WHAT THIS TASK INVOLVES: From the records, pick out and copy each line containing "Rate".

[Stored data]
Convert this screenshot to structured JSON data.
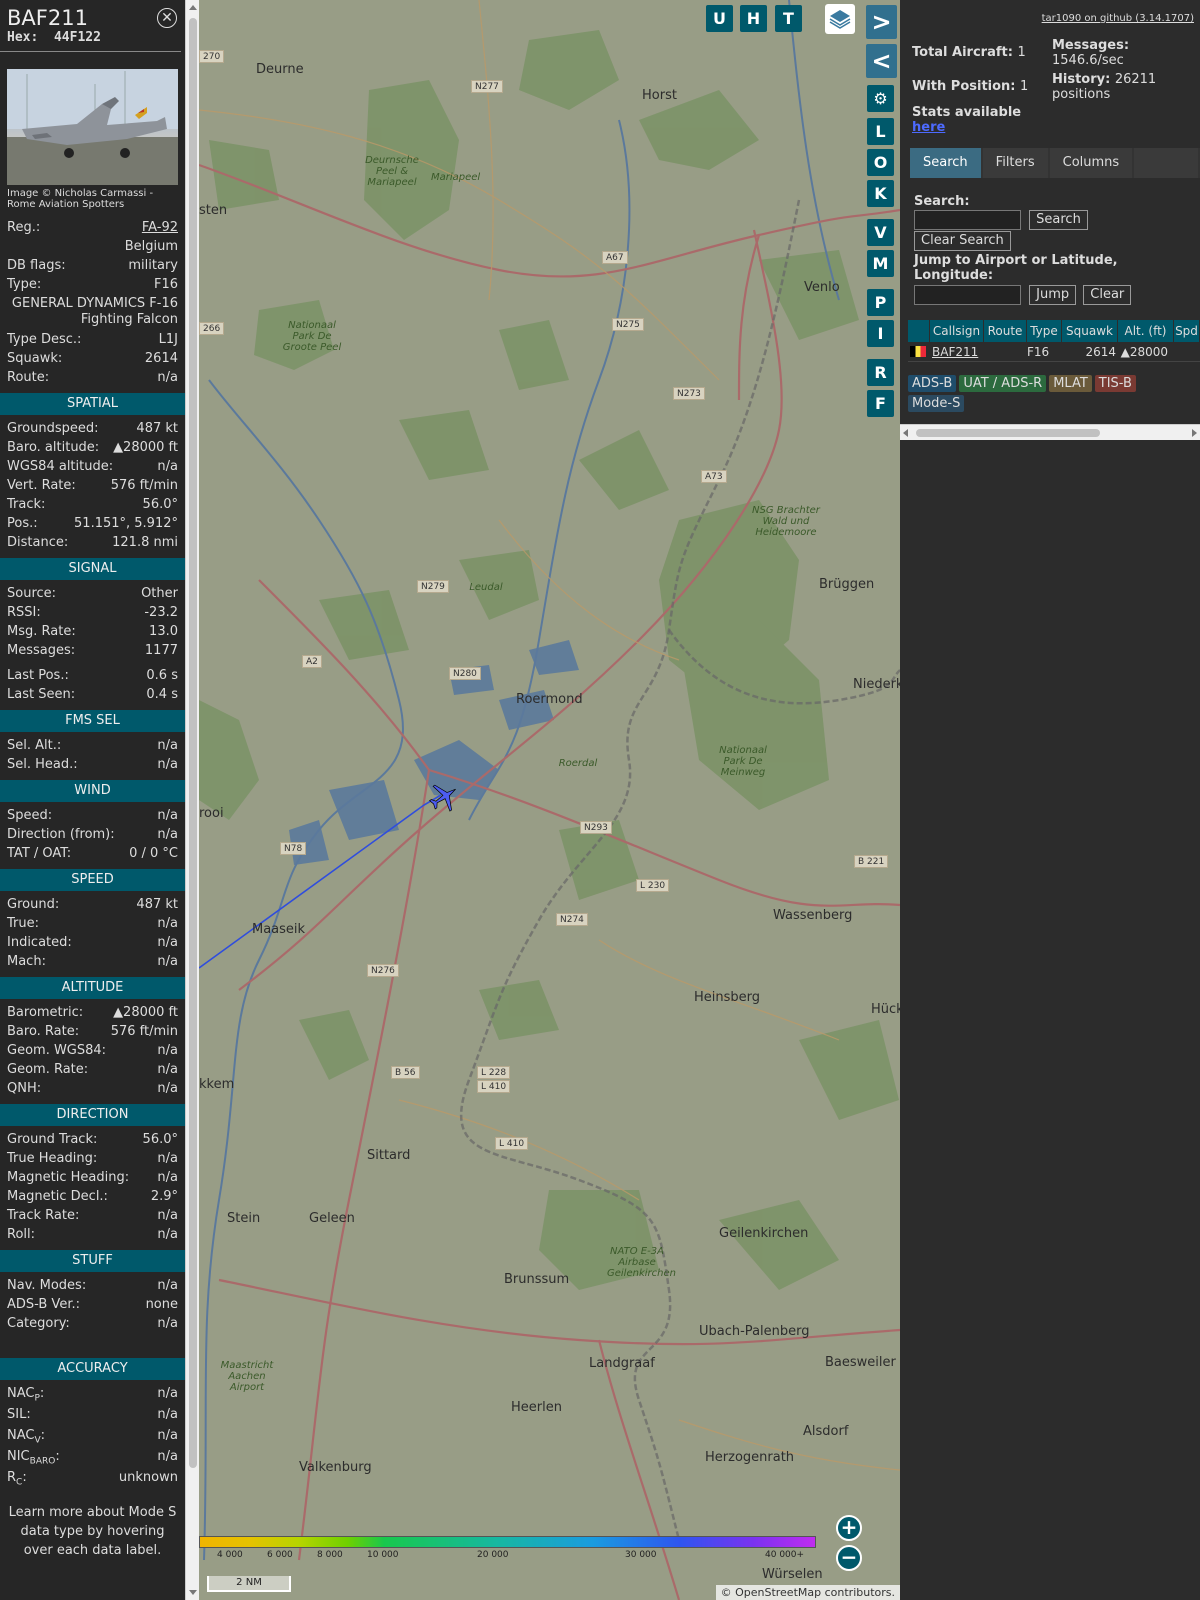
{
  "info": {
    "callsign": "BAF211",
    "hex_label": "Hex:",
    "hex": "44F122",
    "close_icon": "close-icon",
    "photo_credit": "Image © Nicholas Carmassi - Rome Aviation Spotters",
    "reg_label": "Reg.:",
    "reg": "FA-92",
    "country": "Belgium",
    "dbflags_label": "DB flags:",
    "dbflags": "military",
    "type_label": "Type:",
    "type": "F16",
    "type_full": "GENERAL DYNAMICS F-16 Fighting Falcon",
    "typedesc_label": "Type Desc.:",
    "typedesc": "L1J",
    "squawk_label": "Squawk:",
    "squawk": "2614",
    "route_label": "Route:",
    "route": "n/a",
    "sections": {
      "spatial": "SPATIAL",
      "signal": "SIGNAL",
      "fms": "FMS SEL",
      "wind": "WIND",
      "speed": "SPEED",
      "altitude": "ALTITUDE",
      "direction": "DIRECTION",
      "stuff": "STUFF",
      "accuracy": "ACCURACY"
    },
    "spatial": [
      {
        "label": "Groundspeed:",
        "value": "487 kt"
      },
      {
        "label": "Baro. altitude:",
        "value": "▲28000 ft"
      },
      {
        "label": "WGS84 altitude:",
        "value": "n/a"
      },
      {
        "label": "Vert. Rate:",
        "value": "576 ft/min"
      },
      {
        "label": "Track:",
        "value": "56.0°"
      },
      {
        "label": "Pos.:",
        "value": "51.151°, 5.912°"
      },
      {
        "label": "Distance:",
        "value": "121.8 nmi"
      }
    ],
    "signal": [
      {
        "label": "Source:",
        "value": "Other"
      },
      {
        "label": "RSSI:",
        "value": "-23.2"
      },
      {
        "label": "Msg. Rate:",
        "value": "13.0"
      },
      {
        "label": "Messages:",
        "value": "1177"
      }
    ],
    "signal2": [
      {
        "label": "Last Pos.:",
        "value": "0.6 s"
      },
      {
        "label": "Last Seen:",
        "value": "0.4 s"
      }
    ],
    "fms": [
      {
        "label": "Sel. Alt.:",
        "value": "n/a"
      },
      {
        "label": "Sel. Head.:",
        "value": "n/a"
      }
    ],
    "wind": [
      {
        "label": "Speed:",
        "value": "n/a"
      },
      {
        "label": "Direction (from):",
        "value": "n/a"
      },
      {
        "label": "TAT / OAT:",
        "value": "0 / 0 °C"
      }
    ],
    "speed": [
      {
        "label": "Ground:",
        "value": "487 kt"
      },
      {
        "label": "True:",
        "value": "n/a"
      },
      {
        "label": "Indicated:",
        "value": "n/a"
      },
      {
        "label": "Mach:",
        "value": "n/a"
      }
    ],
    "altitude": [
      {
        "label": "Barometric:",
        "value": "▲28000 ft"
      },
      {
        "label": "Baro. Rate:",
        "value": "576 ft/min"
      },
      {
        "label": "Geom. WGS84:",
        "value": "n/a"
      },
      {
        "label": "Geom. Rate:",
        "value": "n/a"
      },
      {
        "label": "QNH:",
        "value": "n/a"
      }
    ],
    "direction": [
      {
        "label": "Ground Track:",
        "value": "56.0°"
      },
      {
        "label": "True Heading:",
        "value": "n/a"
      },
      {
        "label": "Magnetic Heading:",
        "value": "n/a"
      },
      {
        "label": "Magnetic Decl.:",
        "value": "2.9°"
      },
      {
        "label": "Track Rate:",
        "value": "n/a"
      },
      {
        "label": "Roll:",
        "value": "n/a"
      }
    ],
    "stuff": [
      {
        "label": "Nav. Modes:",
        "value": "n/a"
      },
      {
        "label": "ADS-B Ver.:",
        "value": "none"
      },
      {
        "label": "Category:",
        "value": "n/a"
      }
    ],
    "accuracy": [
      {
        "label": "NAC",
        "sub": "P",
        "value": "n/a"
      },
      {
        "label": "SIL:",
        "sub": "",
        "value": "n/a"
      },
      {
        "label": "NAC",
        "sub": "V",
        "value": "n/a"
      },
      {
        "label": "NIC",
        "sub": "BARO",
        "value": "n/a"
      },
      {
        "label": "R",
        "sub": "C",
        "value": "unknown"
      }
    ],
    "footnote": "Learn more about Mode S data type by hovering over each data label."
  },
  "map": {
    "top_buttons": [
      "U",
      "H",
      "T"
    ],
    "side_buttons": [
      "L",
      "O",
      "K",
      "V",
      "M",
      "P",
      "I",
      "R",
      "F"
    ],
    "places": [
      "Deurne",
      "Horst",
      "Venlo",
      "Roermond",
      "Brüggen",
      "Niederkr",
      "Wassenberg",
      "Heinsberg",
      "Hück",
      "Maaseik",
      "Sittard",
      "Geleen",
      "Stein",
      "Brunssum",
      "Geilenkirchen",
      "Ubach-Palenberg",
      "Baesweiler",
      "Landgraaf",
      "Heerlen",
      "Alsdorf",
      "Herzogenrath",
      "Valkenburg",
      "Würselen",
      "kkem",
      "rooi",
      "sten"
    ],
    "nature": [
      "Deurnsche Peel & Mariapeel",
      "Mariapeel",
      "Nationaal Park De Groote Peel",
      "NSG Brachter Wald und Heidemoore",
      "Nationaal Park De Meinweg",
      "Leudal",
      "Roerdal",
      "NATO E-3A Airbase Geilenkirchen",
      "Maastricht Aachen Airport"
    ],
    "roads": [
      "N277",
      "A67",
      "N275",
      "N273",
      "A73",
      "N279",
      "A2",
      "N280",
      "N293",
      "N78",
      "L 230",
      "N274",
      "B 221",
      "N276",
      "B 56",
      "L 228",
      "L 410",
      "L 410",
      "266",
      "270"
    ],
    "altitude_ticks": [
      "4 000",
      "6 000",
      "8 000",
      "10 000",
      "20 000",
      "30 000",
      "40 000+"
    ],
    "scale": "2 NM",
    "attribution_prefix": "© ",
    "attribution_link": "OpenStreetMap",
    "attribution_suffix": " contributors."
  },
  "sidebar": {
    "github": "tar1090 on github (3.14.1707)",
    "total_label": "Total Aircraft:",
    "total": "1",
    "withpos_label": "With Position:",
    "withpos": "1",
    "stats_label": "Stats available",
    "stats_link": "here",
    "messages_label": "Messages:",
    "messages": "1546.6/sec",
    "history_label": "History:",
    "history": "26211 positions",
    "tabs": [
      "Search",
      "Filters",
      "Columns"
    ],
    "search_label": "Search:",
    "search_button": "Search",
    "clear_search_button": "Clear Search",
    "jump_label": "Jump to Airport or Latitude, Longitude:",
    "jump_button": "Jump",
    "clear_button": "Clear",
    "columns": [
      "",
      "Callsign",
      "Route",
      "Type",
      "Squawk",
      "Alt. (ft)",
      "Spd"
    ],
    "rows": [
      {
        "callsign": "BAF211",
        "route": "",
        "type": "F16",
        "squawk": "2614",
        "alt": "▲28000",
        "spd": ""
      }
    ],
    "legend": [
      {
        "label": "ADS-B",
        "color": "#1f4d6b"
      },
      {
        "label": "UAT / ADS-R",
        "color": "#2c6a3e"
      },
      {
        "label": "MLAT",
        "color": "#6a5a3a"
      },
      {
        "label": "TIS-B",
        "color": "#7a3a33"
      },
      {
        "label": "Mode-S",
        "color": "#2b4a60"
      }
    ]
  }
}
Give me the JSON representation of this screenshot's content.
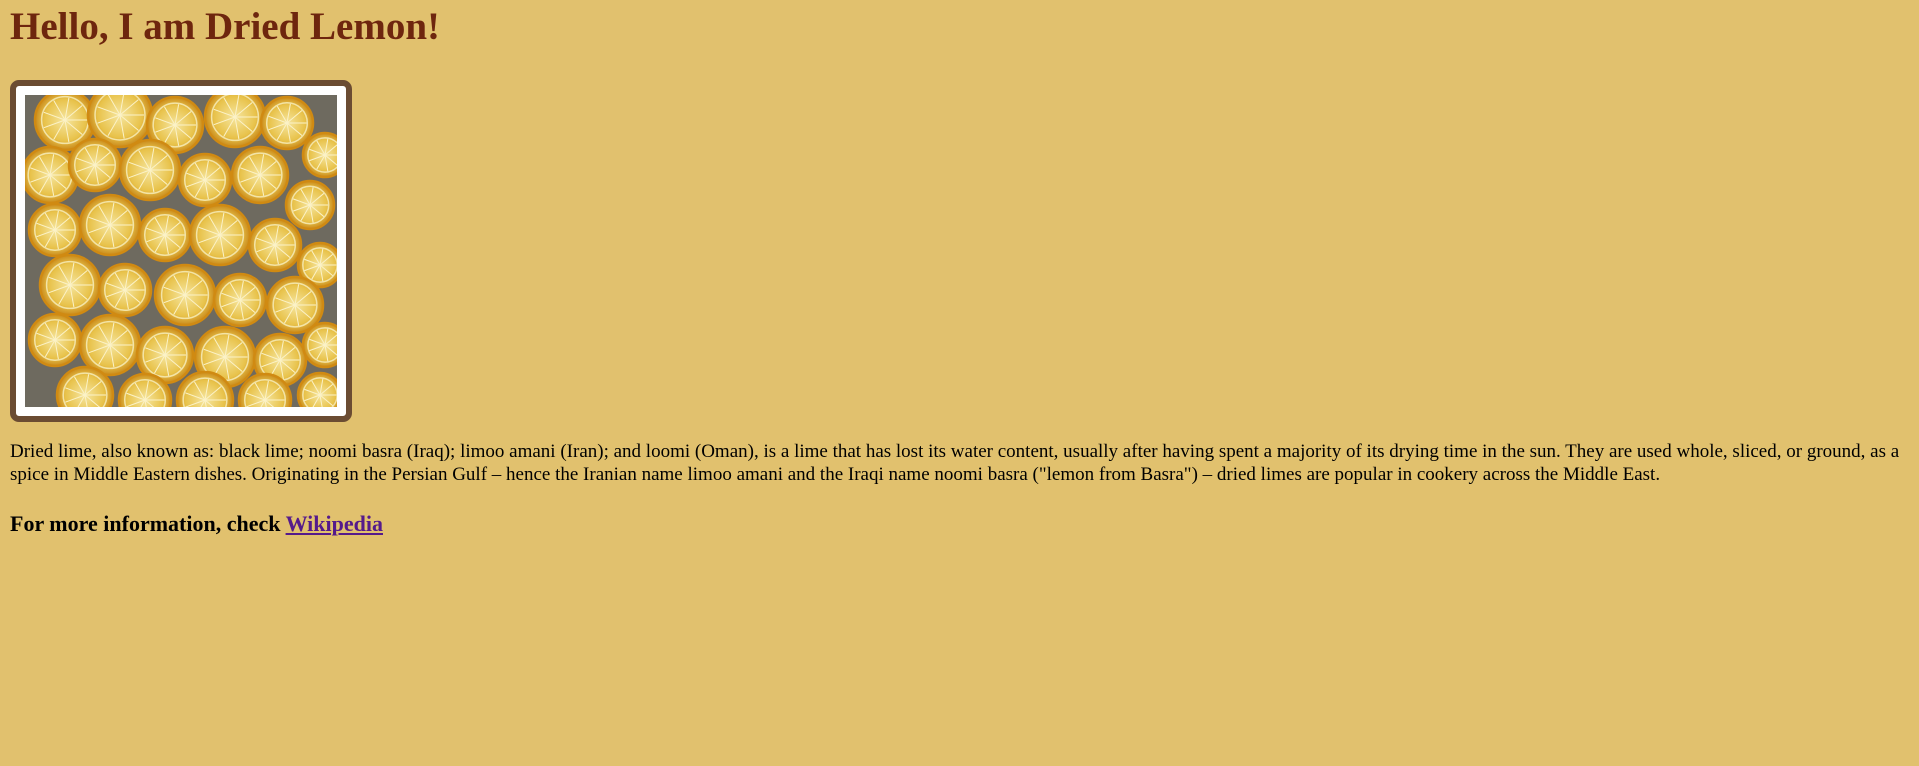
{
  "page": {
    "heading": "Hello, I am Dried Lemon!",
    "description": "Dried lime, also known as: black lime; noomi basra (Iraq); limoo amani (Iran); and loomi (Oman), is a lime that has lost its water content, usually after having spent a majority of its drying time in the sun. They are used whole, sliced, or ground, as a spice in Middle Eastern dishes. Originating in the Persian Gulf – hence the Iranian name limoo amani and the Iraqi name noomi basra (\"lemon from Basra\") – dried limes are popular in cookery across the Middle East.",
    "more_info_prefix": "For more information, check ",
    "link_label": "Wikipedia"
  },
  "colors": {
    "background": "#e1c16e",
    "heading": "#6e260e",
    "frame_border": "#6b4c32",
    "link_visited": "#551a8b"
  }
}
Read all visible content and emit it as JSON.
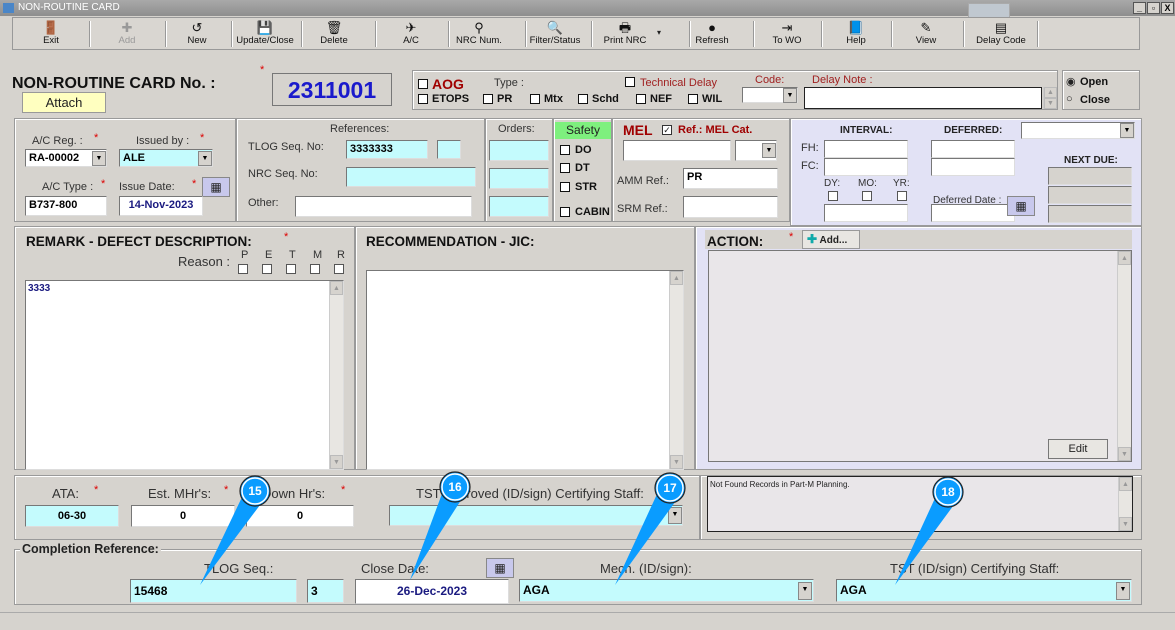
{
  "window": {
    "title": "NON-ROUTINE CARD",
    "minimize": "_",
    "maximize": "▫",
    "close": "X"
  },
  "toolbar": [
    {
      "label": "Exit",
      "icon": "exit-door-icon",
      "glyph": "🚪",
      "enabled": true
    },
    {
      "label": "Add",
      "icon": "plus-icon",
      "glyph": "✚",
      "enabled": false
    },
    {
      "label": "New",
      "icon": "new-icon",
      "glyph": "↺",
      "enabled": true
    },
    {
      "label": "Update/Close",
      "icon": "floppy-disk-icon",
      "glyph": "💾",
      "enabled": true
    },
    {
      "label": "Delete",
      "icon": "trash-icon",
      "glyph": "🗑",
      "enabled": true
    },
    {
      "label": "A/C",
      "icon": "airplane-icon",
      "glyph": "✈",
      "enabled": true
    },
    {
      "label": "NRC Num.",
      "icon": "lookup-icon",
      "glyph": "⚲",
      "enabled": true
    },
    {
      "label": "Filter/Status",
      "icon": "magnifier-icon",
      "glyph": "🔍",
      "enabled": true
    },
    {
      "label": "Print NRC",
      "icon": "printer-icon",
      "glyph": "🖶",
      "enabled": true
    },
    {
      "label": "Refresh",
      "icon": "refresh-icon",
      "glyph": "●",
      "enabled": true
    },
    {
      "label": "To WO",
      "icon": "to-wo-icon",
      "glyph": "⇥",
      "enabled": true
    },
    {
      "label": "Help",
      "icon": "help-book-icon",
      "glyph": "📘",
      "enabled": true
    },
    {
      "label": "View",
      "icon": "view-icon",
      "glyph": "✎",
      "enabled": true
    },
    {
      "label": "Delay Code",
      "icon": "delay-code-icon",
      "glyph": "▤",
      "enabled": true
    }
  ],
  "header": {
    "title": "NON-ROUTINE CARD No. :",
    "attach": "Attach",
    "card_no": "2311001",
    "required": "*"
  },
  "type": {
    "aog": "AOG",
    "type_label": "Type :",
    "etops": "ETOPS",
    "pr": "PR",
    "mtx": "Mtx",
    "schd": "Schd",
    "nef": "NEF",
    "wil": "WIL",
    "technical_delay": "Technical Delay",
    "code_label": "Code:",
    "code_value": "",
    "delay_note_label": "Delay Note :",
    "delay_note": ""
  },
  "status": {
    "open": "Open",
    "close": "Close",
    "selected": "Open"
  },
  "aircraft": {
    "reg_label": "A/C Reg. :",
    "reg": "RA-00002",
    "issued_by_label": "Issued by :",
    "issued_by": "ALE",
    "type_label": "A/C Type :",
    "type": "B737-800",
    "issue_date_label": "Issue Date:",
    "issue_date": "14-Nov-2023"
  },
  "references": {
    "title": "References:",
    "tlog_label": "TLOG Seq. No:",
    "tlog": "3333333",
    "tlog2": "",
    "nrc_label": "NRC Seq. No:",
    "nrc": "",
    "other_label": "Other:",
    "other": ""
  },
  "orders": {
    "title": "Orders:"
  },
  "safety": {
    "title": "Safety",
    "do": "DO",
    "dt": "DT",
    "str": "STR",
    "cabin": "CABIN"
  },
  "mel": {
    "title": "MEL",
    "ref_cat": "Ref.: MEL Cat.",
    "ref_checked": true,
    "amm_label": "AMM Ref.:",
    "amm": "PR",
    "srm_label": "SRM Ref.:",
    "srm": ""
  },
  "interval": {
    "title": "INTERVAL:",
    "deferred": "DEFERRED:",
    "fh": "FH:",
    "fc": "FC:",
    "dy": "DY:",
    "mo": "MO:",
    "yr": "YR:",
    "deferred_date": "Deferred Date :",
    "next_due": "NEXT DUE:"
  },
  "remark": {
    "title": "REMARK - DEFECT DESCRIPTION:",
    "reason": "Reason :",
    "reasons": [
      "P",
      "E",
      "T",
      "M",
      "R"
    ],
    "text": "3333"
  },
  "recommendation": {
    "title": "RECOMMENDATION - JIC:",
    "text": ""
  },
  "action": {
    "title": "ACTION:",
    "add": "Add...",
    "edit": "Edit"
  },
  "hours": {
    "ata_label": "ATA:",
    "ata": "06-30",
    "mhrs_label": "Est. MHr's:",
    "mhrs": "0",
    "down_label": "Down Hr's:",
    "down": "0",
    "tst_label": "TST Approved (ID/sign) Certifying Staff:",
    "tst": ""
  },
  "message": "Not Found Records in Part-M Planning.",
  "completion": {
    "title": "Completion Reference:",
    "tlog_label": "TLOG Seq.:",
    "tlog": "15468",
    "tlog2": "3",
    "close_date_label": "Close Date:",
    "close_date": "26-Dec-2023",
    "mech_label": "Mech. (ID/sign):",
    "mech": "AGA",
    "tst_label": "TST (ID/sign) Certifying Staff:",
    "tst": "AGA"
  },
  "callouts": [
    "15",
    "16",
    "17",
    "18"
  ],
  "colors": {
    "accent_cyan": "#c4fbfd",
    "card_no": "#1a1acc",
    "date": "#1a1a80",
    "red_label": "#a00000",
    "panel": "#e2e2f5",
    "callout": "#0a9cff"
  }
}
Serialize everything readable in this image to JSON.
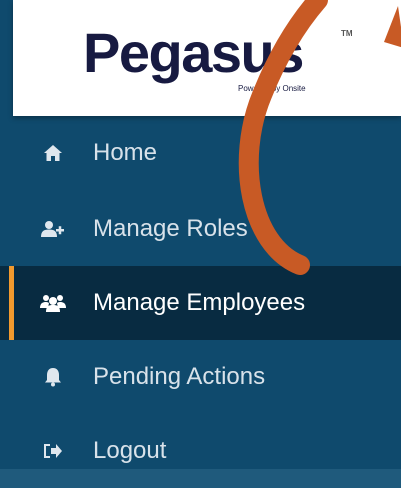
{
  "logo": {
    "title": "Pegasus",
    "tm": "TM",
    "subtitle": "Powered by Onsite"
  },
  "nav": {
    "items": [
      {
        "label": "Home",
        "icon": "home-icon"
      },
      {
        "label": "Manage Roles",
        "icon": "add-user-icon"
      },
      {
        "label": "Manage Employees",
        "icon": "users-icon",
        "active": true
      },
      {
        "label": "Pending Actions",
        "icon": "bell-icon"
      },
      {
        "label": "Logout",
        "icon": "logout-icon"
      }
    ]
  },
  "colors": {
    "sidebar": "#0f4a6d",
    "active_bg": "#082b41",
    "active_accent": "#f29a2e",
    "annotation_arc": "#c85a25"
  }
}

OUTPUT BELOW:
        "label": "Vert. Rate:",
        "label": "Msg. Rate:",
        "label": "Baro. Rate:",
        "label": "Geom. Rate:",
        "label": "Track Rate:",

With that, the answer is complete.